#### PROBLEM TO WORK ON
Each line that holds the word "attenzione" should be returned.

#### SUPPLIED DATA
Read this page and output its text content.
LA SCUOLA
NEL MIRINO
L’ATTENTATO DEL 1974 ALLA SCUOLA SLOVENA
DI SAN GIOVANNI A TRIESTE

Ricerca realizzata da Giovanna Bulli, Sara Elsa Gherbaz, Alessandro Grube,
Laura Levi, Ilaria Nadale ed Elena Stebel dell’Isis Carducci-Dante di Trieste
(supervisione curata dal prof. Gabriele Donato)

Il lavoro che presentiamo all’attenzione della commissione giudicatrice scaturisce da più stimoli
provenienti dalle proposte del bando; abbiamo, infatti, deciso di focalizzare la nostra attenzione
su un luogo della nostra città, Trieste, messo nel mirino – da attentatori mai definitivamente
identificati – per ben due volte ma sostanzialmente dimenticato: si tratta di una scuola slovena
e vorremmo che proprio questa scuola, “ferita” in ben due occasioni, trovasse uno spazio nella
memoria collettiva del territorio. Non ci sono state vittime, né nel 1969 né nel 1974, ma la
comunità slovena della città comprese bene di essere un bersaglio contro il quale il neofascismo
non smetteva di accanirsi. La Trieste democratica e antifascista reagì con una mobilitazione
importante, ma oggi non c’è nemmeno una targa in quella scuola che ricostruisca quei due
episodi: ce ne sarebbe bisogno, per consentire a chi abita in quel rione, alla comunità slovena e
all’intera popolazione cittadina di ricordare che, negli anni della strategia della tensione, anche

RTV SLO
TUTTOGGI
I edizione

#### WRITTEN RESPONSE
Il lavoro che presentiamo all’attenzione della commissione giudicatrice scaturisce da più stimoli
provenienti dalle proposte del bando; abbiamo, infatti, deciso di focalizzare la nostra attenzione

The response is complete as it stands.